Given text
## Begin

Curiously, the HadCRUT3 record doesn’t show the 26- and 52-year cycle shown by the BEST data, while it does show a number of variations not shown in the BEST data. My suspicion is that this is a result of the “scalpel” method used to assemble the BEST dataset, which cuts the records at discontinuities rather than trying to “adjust” them.

Of course, life wouldn’t be complete without the satellite records. Here are the periodicity analyses of the satellite records:

periodicity analysis RSS temperature

Figure 12. Periodicity analysis, RSS satellite temperature record, lower troposphere.

With only a bit more than thirty years of data, we can’t determine any cycles over about ten years. The RSS data server is down, so it’s not the most recent data.

periodicity analysis msu uah temperature

Figure 11. Periodicity analysis, UAH satellite temperature record, lower troposphere.

As one might hope, both satellite records are quite similar. Curiously, they both show a strong cycle with a period of 3 years 8 months (along with the expected echoes at twice and three times that length, about 7 years 4 months and 11 years respectively). I have no explanation for that cycle. It may represent some unremoved cyclicity in the satellite data.

SUMMARY:

To recap the bidding:

• I’ve used the Periodicity Transform to look at the sunspot record, both daily and monthly. In both cases we find the same cycles, at ~ 10 years, ~ 11 years, and ~ 11 years 10 months. Unfortunately when the data is split in half, those cycles disappear and other cycles appear in their stead. Nature wins again.

• I’ve looked at the TSI record, which contains only a single broad peak from about 10.75 to 11.75 years.

• The TSI has a non-linear relationship to the sunspots, increasing at small sunspot numbers and decreasing a high numbers. However, the total effect (averaged 24/7 over the globe) is on the order of a quarter of a watt per square metre …

• I’ve looked at the surface temperature records (BEST and HadCRUT3, which show no peaks at around 10-11 years, and thus contain no sign of Jovian (or jovial) influence. Nor do they show any sign of solar (sunspot or TSI) related influence, for that matter.

• The satellite temperatures tell the same story. Although the data is too short to be definitive, there appears to be no sign of any major peaks in the 10-11 year range.

Anyhow, that’s my look at cycles. Why isn’t this cyclomania? For several reasons:

First, because I’m not claiming that you can model the temperature by using the cycles. That way lies madness. If you don’t think so, calculate the cycles from the first half of your data, and see if you can predict the second half. Instead of attempting to predict the future, I’m looking at the cycles to try to understand the data.

Second, I’m not blindly ascribing the cycles to some labored astronomical relationship. Given the number of lunar and planetary celestial periods, synoptic periods, and the periods of precessions, nutations, perigees, and individual and combined tidal cycles, any length of cycle can be explained.

Third, I’m using the same analysis method to look at the  temperature data that I’m using on the solar phenomena (TSI, sunspots), and I’m not finding corresponding cycles. Sorry, but they are just not there. Here’s a final example. The most sensitive, responsive, and accurate global temperature observations we have are the satellite temperatures of the lower troposphere. We’ve had them for three full solar cycles at this point. So if the sunspots (or anything associated with them, TSI or cosmic rays) has a significant effect on global temperatures, we would see it in the satellite temperatures. Here’s that record:

scatterplot uah ltt vs sunspots

Figure 12. A graph showing the effect of the sunspots on the lower tropospheric temperatures. There is a slight decrease in lower tropospheric temperature with increasing sunspots, but it is far from statistically significance.

## End

Exercise material
## Begin

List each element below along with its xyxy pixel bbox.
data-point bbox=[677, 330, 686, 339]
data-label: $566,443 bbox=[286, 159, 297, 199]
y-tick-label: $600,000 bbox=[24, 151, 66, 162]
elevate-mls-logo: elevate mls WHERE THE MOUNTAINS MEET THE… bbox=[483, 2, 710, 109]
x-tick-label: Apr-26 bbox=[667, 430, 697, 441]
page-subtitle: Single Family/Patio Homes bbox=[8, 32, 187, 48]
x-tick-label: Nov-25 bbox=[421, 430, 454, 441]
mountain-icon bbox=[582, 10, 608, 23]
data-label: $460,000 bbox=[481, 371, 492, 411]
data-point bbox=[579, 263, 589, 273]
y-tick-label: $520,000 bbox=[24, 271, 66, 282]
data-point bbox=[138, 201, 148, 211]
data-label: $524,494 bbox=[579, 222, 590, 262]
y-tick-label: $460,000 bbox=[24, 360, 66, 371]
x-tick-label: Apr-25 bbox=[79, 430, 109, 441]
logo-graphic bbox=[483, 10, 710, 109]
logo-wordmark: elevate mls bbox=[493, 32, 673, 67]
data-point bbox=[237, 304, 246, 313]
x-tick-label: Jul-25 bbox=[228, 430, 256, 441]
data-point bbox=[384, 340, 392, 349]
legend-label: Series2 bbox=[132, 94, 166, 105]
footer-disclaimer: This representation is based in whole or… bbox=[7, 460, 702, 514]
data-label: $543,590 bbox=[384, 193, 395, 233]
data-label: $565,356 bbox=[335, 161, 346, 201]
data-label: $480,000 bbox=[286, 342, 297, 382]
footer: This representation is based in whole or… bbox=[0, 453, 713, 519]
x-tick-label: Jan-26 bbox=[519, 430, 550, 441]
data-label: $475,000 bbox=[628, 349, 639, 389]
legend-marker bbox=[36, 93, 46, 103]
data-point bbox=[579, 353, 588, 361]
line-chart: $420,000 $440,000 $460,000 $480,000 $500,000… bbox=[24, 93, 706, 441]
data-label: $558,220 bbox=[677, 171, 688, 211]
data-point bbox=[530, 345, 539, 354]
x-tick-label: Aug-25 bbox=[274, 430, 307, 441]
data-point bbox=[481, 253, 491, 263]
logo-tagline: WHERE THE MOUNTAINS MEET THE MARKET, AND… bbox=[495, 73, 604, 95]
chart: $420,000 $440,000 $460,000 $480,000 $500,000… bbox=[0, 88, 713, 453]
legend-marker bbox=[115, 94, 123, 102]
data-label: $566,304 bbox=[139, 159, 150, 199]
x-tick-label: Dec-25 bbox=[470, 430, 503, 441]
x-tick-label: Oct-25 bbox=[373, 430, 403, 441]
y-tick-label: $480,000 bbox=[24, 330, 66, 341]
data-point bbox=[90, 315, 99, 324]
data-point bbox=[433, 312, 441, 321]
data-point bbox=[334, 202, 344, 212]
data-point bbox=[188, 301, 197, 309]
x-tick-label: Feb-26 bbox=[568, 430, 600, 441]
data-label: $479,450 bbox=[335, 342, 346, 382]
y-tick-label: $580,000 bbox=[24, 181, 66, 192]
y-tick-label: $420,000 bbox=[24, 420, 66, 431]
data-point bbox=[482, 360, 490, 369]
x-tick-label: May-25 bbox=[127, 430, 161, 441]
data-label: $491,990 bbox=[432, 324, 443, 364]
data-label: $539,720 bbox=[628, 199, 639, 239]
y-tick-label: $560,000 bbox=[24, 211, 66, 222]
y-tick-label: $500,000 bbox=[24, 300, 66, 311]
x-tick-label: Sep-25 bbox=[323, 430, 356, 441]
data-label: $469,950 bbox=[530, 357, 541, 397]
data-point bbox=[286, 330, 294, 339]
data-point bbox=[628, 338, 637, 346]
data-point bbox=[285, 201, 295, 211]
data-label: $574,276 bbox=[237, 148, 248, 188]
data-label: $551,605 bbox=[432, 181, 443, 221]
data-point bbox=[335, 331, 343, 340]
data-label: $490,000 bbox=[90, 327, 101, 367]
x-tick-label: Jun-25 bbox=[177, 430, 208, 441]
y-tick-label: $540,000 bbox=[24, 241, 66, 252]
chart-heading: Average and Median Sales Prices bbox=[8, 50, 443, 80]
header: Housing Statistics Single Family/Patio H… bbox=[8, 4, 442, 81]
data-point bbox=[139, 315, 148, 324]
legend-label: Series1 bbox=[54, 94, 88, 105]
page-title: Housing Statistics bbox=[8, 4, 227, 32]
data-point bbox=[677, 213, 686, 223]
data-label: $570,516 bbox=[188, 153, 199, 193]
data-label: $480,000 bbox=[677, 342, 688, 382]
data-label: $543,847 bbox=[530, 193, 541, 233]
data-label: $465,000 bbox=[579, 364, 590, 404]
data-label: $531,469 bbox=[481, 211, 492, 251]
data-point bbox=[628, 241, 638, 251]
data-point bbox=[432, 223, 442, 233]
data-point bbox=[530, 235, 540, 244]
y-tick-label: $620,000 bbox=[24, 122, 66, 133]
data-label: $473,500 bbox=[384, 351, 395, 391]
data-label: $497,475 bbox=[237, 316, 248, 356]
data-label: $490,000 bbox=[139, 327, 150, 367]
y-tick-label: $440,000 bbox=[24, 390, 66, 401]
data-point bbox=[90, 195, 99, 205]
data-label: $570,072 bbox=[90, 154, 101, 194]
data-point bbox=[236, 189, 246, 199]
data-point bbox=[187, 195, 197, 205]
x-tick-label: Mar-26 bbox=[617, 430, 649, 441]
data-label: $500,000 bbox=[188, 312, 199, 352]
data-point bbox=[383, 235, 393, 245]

## End

Written task A
Name every temperature record whose periodicity the text on temperature cycles analyzes.
Written task B
Reproduce the listing from its first line through the line containing "data-label: $558,220 bbox=[677, 171, 688, 211]", substituting "value-label" for each "data-label" and leaving everything else as it is.
The text has nothing to do with the listing.

Task response A
BEST, HadCRUT3, RSS, UAH

Task response B
List each element below along with its xyxy pixel bbox.
data-point bbox=[677, 330, 686, 339]
value-label: $566,443 bbox=[286, 159, 297, 199]
y-tick-label: $600,000 bbox=[24, 151, 66, 162]
elevate-mls-logo: elevate mls WHERE THE MOUNTAINS MEET THE… bbox=[483, 2, 710, 109]
x-tick-label: Apr-26 bbox=[667, 430, 697, 441]
page-subtitle: Single Family/Patio Homes bbox=[8, 32, 187, 48]
x-tick-label: Nov-25 bbox=[421, 430, 454, 441]
mountain-icon bbox=[582, 10, 608, 23]
value-label: $460,000 bbox=[481, 371, 492, 411]
data-point bbox=[579, 263, 589, 273]
y-tick-label: $520,000 bbox=[24, 271, 66, 282]
data-point bbox=[138, 201, 148, 211]
value-label: $524,494 bbox=[579, 222, 590, 262]
y-tick-label: $460,000 bbox=[24, 360, 66, 371]
x-tick-label: Apr-25 bbox=[79, 430, 109, 441]
logo-graphic bbox=[483, 10, 710, 109]
logo-wordmark: elevate mls bbox=[493, 32, 673, 67]
data-point bbox=[237, 304, 246, 313]
x-tick-label: Jul-25 bbox=[228, 430, 256, 441]
data-point bbox=[384, 340, 392, 349]
legend-label: Series2 bbox=[132, 94, 166, 105]
footer-disclaimer: This representation is based in whole or… bbox=[7, 460, 702, 514]
value-label: $543,590 bbox=[384, 193, 395, 233]
value-label: $565,356 bbox=[335, 161, 346, 201]
value-label: $480,000 bbox=[286, 342, 297, 382]
footer: This representation is based in whole or… bbox=[0, 453, 713, 519]
x-tick-label: Jan-26 bbox=[519, 430, 550, 441]
value-label: $475,000 bbox=[628, 349, 639, 389]
legend-marker bbox=[36, 93, 46, 103]
data-point bbox=[579, 353, 588, 361]
line-chart: $420,000 $440,000 $460,000 $480,000 $500,000… bbox=[24, 93, 706, 441]
value-label: $558,220 bbox=[677, 171, 688, 211]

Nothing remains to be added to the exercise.